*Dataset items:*
▼

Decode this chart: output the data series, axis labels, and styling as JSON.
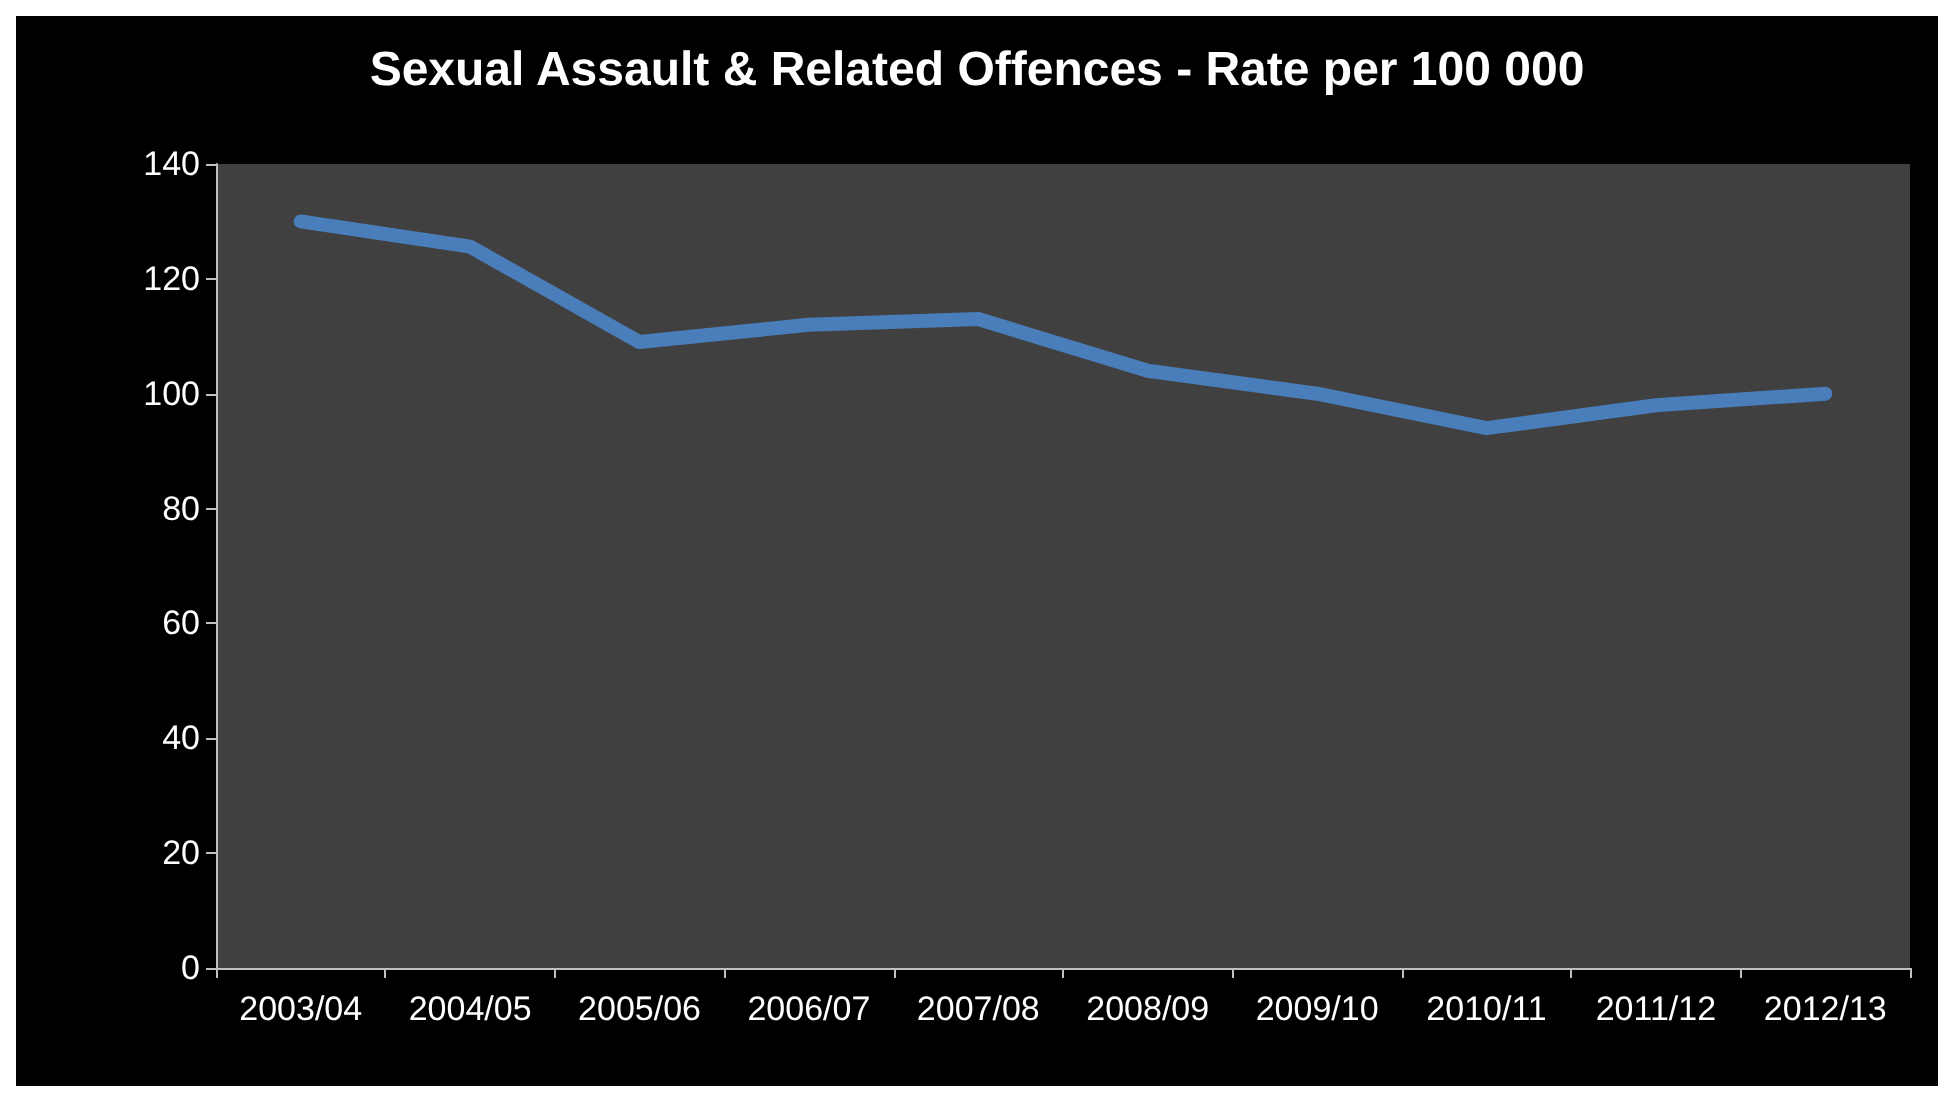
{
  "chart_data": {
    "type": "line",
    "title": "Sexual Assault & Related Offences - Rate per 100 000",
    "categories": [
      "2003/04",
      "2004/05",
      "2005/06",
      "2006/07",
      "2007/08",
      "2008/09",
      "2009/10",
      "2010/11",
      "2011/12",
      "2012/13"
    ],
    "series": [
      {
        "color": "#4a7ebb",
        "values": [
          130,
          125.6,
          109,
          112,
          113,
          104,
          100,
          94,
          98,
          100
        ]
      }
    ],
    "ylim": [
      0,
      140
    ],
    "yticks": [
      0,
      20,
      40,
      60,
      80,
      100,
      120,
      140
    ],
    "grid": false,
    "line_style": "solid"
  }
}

▲
▼

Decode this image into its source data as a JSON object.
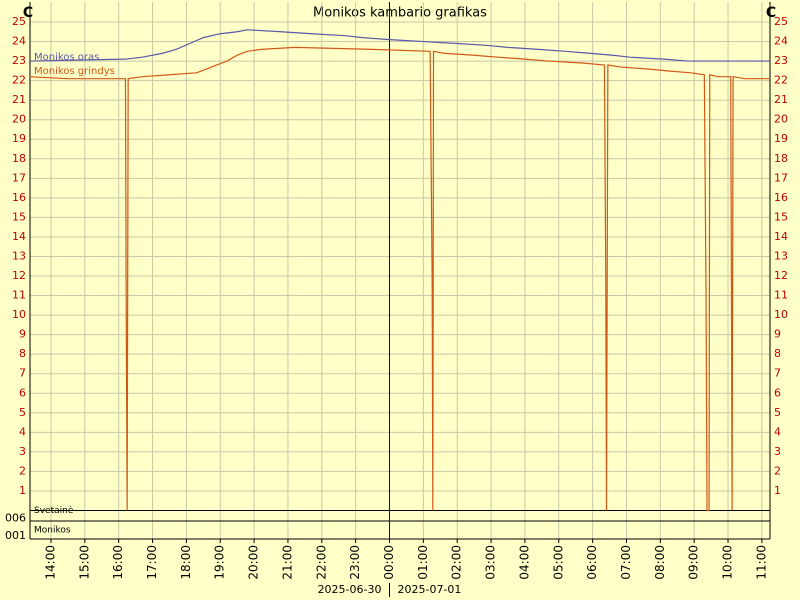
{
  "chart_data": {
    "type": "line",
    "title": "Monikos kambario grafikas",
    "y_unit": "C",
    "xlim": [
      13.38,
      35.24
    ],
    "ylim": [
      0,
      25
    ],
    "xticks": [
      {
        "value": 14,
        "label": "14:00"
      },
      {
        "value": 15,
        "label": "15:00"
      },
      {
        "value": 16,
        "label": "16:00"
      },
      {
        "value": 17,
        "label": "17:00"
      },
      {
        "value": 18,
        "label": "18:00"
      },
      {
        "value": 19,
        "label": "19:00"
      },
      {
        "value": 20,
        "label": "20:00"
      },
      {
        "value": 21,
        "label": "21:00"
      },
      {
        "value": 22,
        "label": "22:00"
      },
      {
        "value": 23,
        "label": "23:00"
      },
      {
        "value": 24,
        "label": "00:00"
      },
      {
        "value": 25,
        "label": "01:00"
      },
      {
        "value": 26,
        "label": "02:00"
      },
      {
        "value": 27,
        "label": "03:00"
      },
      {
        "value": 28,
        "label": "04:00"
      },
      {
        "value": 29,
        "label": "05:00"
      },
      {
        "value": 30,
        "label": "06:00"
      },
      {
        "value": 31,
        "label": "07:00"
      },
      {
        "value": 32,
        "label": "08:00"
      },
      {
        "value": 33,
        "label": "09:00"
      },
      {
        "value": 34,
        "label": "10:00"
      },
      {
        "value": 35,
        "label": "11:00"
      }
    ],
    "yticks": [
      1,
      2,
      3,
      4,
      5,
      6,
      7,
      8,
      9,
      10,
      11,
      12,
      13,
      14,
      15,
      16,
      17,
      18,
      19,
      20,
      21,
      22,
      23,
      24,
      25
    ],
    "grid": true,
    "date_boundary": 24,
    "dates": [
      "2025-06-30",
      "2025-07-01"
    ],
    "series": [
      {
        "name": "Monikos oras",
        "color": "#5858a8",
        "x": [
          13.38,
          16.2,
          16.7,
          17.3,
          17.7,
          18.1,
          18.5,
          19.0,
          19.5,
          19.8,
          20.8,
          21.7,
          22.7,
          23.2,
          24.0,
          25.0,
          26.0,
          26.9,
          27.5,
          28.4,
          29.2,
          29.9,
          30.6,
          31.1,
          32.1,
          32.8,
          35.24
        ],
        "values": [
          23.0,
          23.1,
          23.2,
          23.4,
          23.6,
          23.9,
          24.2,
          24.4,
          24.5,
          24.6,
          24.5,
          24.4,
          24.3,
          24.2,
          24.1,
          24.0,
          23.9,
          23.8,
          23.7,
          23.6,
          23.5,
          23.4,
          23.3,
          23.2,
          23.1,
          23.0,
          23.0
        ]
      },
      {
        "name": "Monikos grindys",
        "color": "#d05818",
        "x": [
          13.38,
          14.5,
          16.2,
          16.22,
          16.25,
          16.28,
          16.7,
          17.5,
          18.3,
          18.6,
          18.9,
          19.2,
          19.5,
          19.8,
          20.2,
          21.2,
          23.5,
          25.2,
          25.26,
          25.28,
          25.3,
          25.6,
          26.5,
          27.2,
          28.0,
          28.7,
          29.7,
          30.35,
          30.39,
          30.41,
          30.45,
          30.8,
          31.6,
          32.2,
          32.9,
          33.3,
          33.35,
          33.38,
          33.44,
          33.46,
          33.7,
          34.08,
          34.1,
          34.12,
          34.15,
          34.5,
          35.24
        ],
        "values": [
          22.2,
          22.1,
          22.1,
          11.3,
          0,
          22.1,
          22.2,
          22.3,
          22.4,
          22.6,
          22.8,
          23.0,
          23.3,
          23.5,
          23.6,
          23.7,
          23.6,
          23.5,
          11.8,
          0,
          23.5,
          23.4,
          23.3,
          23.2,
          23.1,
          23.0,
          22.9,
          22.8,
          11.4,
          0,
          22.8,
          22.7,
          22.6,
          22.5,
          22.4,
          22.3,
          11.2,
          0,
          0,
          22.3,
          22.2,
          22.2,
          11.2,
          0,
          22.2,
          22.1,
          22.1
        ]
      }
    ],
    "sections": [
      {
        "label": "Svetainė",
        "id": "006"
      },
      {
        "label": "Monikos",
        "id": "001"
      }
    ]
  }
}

▲
▼

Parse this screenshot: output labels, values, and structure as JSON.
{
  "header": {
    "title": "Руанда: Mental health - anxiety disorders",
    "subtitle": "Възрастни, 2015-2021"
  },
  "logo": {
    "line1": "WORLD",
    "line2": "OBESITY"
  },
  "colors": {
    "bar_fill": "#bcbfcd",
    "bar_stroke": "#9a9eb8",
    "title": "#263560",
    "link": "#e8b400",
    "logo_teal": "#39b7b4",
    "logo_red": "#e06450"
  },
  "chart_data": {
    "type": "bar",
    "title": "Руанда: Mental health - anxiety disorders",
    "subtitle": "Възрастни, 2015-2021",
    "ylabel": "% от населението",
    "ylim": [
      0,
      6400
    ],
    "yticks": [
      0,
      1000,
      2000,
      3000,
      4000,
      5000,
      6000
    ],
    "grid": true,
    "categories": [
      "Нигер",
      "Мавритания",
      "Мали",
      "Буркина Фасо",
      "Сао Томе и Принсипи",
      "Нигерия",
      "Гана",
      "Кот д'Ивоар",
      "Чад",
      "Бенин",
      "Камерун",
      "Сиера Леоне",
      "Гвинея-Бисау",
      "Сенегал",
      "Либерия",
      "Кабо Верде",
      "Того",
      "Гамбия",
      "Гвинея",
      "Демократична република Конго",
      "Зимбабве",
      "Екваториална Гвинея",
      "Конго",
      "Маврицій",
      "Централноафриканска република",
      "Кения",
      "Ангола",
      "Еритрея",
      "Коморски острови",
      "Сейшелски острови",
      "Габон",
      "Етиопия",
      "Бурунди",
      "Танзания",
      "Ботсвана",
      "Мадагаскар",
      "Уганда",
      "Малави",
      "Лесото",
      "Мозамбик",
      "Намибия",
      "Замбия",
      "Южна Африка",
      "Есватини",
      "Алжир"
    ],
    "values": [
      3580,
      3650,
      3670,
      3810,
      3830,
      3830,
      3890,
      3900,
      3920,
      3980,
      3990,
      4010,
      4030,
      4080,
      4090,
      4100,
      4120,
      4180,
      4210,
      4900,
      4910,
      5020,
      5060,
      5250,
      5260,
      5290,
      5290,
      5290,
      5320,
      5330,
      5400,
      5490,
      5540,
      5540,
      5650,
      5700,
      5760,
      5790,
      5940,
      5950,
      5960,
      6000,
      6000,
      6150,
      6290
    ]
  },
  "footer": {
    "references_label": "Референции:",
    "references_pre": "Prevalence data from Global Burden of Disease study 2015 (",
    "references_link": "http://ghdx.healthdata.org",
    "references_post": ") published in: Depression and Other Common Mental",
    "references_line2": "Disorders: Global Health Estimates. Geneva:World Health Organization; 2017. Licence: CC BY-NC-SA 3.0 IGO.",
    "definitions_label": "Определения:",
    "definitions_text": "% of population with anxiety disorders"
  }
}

▲

Identify all lines where the word "JSON" shows up. Copy them.

Decode this chart: output the data series, axis labels, and styling as JSON.
Decode this image into its source data as a JSON object.
Parse this screenshot: output labels, values, and structure as JSON.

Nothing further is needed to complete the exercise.